### GOAL
Reproduce every record below exactly as written, leaving out any pictures.

### DATA FOR THIS EXERCISE
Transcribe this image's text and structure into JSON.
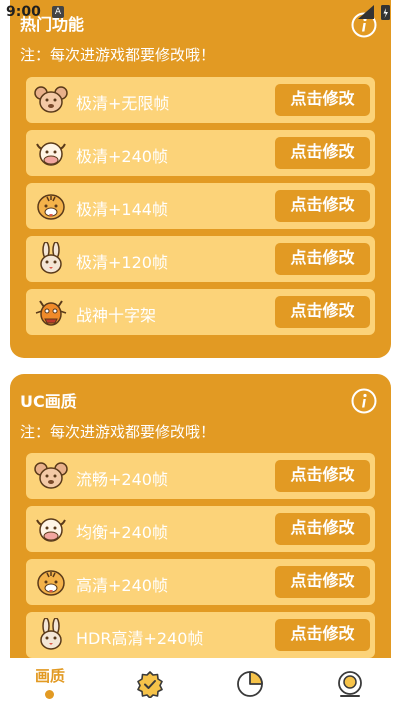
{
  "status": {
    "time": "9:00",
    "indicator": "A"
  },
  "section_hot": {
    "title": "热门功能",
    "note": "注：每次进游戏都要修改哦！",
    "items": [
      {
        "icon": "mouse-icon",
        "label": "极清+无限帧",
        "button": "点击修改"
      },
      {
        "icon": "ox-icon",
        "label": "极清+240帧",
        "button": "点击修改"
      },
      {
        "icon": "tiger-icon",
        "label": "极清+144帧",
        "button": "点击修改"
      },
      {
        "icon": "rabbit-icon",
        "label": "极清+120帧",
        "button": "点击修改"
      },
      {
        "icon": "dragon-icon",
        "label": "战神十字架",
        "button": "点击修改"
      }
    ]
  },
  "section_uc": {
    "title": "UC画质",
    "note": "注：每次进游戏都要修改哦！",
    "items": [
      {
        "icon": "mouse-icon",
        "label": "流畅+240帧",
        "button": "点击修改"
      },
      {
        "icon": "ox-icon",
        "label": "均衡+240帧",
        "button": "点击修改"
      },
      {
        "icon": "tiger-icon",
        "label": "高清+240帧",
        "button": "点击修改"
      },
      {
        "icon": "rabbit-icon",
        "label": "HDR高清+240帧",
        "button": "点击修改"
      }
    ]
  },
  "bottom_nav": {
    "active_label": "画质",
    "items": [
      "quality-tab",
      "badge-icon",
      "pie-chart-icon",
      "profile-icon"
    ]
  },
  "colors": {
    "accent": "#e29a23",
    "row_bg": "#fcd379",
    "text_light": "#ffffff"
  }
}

### EXPECTED OUTPUT
Transcribe this image's text and structure into JSON.
{
  "status": {
    "time": "9:00",
    "indicator": "A"
  },
  "section_hot": {
    "title": "热门功能",
    "note": "注：每次进游戏都要修改哦！",
    "items": [
      {
        "icon": "mouse-icon",
        "label": "极清+无限帧",
        "button": "点击修改"
      },
      {
        "icon": "ox-icon",
        "label": "极清+240帧",
        "button": "点击修改"
      },
      {
        "icon": "tiger-icon",
        "label": "极清+144帧",
        "button": "点击修改"
      },
      {
        "icon": "rabbit-icon",
        "label": "极清+120帧",
        "button": "点击修改"
      },
      {
        "icon": "dragon-icon",
        "label": "战神十字架",
        "button": "点击修改"
      }
    ]
  },
  "section_uc": {
    "title": "UC画质",
    "note": "注：每次进游戏都要修改哦！",
    "items": [
      {
        "icon": "mouse-icon",
        "label": "流畅+240帧",
        "button": "点击修改"
      },
      {
        "icon": "ox-icon",
        "label": "均衡+240帧",
        "button": "点击修改"
      },
      {
        "icon": "tiger-icon",
        "label": "高清+240帧",
        "button": "点击修改"
      },
      {
        "icon": "rabbit-icon",
        "label": "HDR高清+240帧",
        "button": "点击修改"
      }
    ]
  },
  "bottom_nav": {
    "active_label": "画质",
    "items": [
      "quality-tab",
      "badge-icon",
      "pie-chart-icon",
      "profile-icon"
    ]
  },
  "colors": {
    "accent": "#e29a23",
    "row_bg": "#fcd379",
    "text_light": "#ffffff"
  }
}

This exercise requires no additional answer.